* Provided material
^^^^^^^^^^^^^^^^

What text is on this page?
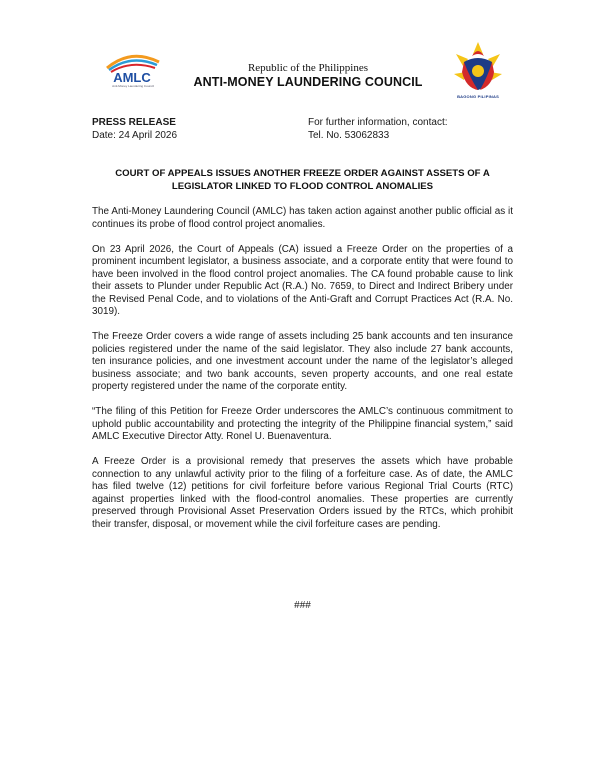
AMLC
Anti-Money Laundering Council
Republic of the Philippines
ANTI-MONEY LAUNDERING COUNCIL
BAGONG PILIPINAS
PRESS RELEASE
Date: 24 April 2026
For further information, contact:
Tel. No. 53062833
COURT OF APPEALS ISSUES ANOTHER FREEZE ORDER AGAINST ASSETS OF A LEGISLATOR LINKED TO FLOOD CONTROL ANOMALIES

The Anti-Money Laundering Council (AMLC) has taken action against another public official as it continues its probe of flood control project anomalies.

On 23 April 2026, the Court of Appeals (CA) issued a Freeze Order on the properties of a prominent incumbent legislator, a business associate, and a corporate entity that were found to have been involved in the flood control project anomalies. The CA found probable cause to link their assets to Plunder under Republic Act (R.A.) No. 7659, to Direct and Indirect Bribery under the Revised Penal Code, and to violations of the Anti-Graft and Corrupt Practices Act (R.A. No. 3019).

The Freeze Order covers a wide range of assets including 25 bank accounts and ten insurance policies registered under the name of the said legislator. They also include 27 bank accounts, ten insurance policies, and one investment account under the name of the legislator’s alleged business associate; and two bank accounts, seven property accounts, and one real estate property registered under the name of the corporate entity.

“The filing of this Petition for Freeze Order underscores the AMLC’s continuous commitment to uphold public accountability and protecting the integrity of the Philippine financial system,” said AMLC Executive Director Atty. Ronel U. Buenaventura.

A Freeze Order is a provisional remedy that preserves the assets which have probable connection to any unlawful activity prior to the filing of a forfeiture case. As of date, the AMLC has filed twelve (12) petitions for civil forfeiture before various Regional Trial Courts (RTC) against properties linked with the flood-control anomalies. These properties are currently preserved through Provisional Asset Preservation Orders issued by the RTCs, which prohibit their transfer, disposal, or movement while the civil forfeiture cases are pending.

###
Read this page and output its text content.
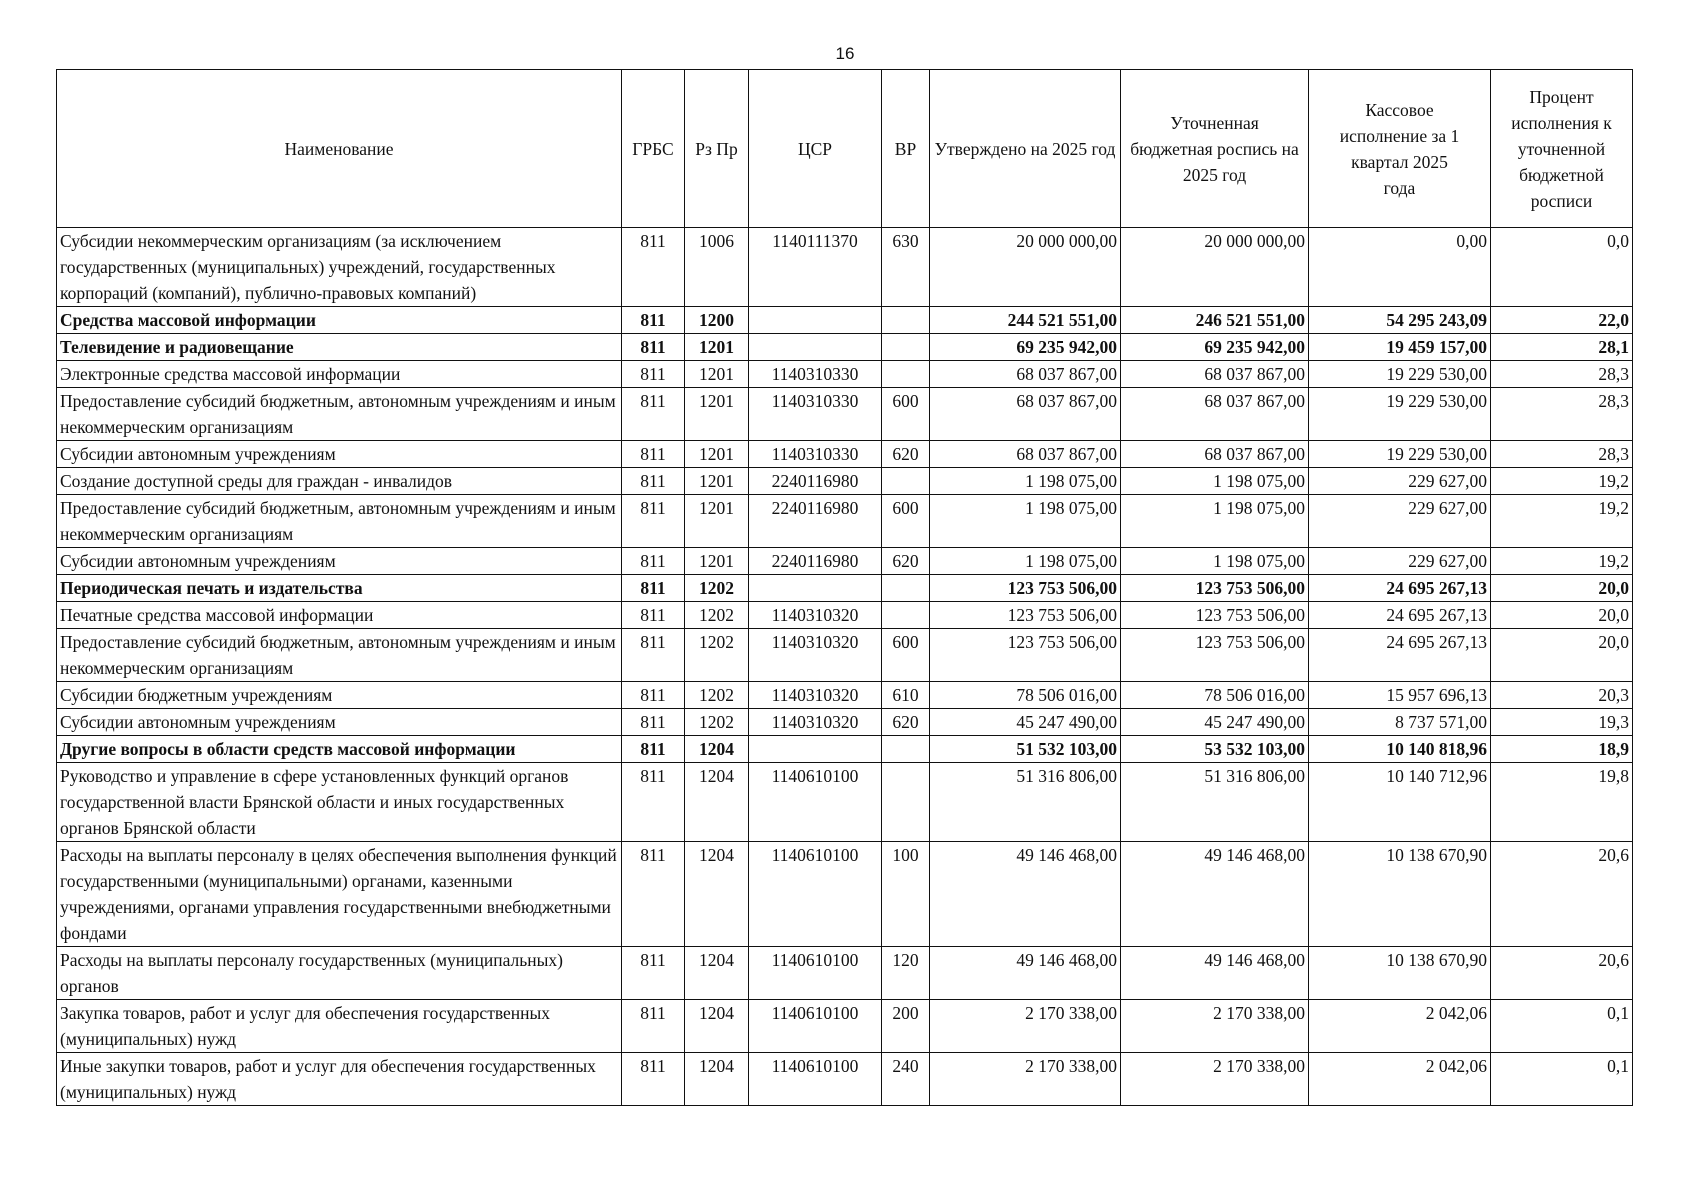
16
Наименование	ГРБС	Рз Пр	ЦСР	ВР	Утверждено на 2025 год	Уточненная бюджетная роспись на 2025 год	Кассовое исполнение за 1 квартал 2025 года	Процент исполнения к уточненной бюджетной росписи
Субсидии некоммерческим организациям (за исключением государственных (муниципальных) учреждений, государственных корпораций (компаний), публично-правовых компаний)	811	1006	1140111370	630	20 000 000,00	20 000 000,00	0,00	0,0
Средства массовой информации	811	1200			244 521 551,00	246 521 551,00	54 295 243,09	22,0
Телевидение и радиовещание	811	1201			69 235 942,00	69 235 942,00	19 459 157,00	28,1
Электронные средства массовой информации	811	1201	1140310330		68 037 867,00	68 037 867,00	19 229 530,00	28,3
Предоставление субсидий бюджетным, автономным учреждениям и иным некоммерческим организациям	811	1201	1140310330	600	68 037 867,00	68 037 867,00	19 229 530,00	28,3
Субсидии автономным учреждениям	811	1201	1140310330	620	68 037 867,00	68 037 867,00	19 229 530,00	28,3
Создание доступной среды для граждан - инвалидов	811	1201	2240116980		1 198 075,00	1 198 075,00	229 627,00	19,2
Предоставление субсидий бюджетным, автономным учреждениям и иным некоммерческим организациям	811	1201	2240116980	600	1 198 075,00	1 198 075,00	229 627,00	19,2
Субсидии автономным учреждениям	811	1201	2240116980	620	1 198 075,00	1 198 075,00	229 627,00	19,2
Периодическая печать и издательства	811	1202			123 753 506,00	123 753 506,00	24 695 267,13	20,0
Печатные средства массовой информации	811	1202	1140310320		123 753 506,00	123 753 506,00	24 695 267,13	20,0
Предоставление субсидий бюджетным, автономным учреждениям и иным некоммерческим организациям	811	1202	1140310320	600	123 753 506,00	123 753 506,00	24 695 267,13	20,0
Субсидии бюджетным учреждениям	811	1202	1140310320	610	78 506 016,00	78 506 016,00	15 957 696,13	20,3
Субсидии автономным учреждениям	811	1202	1140310320	620	45 247 490,00	45 247 490,00	8 737 571,00	19,3
Другие вопросы в области средств массовой информации	811	1204			51 532 103,00	53 532 103,00	10 140 818,96	18,9
Руководство и управление в сфере установленных функций органов государственной власти Брянской области и иных государственных органов Брянской области	811	1204	1140610100		51 316 806,00	51 316 806,00	10 140 712,96	19,8
Расходы на выплаты персоналу в целях обеспечения выполнения функций государственными (муниципальными) органами, казенными учреждениями, органами управления государственными внебюджетными фондами	811	1204	1140610100	100	49 146 468,00	49 146 468,00	10 138 670,90	20,6
Расходы на выплаты персоналу государственных (муниципальных) органов	811	1204	1140610100	120	49 146 468,00	49 146 468,00	10 138 670,90	20,6
Закупка товаров, работ и услуг для обеспечения государственных (муниципальных) нужд	811	1204	1140610100	200	2 170 338,00	2 170 338,00	2 042,06	0,1
Иные закупки товаров, работ и услуг для обеспечения государственных (муниципальных) нужд	811	1204	1140610100	240	2 170 338,00	2 170 338,00	2 042,06	0,1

^^^^^^^^^^^^^^^^

* What to work on
Copy all lines of the material above where the string "выплаты" occurs.

* Response to the task
Расходы на выплаты персоналу в целях обеспечения выполнения функций государственными (муниципальными) органами, казенными учреждениями, органами управления государственными внебюджетными фондами	811	1204	1140610100	100	49 146 468,00	49 146 468,00	10 138 670,90	20,6
Расходы на выплаты персоналу государственных (муниципальных) органов	811	1204	1140610100	120	49 146 468,00	49 146 468,00	10 138 670,90	20,6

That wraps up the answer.